* [Exercise requirements]: Which lines hold the word "China"? Show each of them.

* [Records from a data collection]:
** Start **

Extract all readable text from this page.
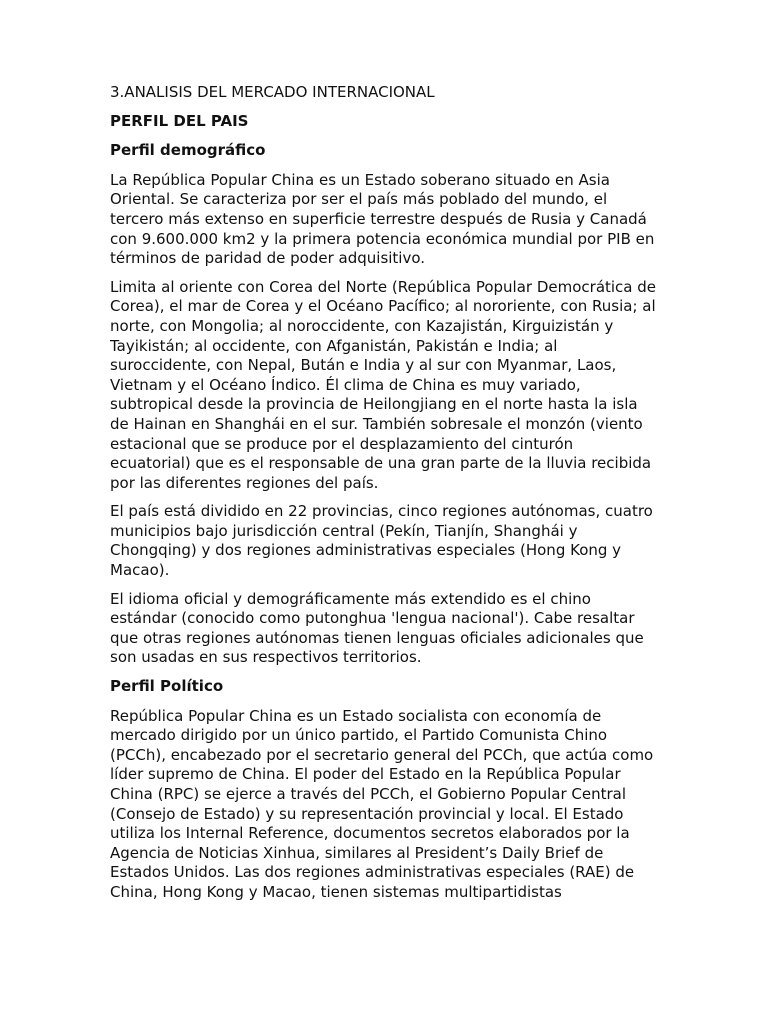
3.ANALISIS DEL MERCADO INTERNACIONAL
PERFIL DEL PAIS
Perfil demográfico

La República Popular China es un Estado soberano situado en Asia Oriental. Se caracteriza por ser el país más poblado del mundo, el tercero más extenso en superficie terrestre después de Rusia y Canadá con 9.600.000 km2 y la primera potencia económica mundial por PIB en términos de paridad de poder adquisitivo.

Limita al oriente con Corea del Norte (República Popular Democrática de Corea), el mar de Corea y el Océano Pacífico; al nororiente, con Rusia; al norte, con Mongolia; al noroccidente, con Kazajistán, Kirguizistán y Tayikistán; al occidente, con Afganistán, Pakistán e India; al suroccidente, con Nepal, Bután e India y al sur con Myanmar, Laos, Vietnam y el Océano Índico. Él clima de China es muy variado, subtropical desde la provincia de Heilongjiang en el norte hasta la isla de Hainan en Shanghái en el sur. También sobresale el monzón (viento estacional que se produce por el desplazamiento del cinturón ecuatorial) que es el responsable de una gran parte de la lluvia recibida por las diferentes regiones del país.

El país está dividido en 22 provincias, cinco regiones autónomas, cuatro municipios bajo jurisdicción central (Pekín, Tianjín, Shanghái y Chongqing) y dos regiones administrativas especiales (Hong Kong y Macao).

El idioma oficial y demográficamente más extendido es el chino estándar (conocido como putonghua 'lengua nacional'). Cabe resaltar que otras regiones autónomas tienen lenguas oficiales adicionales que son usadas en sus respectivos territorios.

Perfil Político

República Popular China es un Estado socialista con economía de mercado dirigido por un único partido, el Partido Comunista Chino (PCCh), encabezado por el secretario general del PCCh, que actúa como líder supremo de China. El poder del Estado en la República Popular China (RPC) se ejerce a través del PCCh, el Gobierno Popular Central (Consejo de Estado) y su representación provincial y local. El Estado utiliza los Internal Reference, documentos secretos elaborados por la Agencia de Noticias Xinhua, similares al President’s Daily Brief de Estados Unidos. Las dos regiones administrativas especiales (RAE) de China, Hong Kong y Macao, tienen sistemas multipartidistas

** End **

* [Task result]:
La República Popular China es un Estado soberano situado en Asia Oriental. Se caracteriza por ser el país más poblado del mundo, el tercero más extenso en superficie terrestre después de Rusia y Canadá con 9.600.000 km2 y la primera potencia económica mundial por PIB en términos de paridad de poder adquisitivo.
Limita al oriente con Corea del Norte (República Popular Democrática de Corea), el mar de Corea y el Océano Pacífico; al nororiente, con Rusia; al norte, con Mongolia; al noroccidente, con Kazajistán, Kirguizistán y Tayikistán; al occidente, con Afganistán, Pakistán e India; al suroccidente, con Nepal, Bután e India y al sur con Myanmar, Laos, Vietnam y el Océano Índico. Él clima de China es muy variado, subtropical desde la provincia de Heilongjiang en el norte hasta la isla de Hainan en Shanghái en el sur. También sobresale el monzón (viento estacional que se produce por el desplazamiento del cinturón ecuatorial) que es el responsable de una gran parte de la lluvia recibida por las diferentes regiones del país.
República Popular China es un Estado socialista con economía de mercado dirigido por un único partido, el Partido Comunista Chino (PCCh), encabezado por el secretario general del PCCh, que actúa como líder supremo de China. El poder del Estado en la República Popular China (RPC) se ejerce a través del PCCh, el Gobierno Popular Central (Consejo de Estado) y su representación provincial y local. El Estado utiliza los Internal Reference, documentos secretos elaborados por la Agencia de Noticias Xinhua, similares al President’s Daily Brief de Estados Unidos. Las dos regiones administrativas especiales (RAE) de China, Hong Kong y Macao, tienen sistemas multipartidistas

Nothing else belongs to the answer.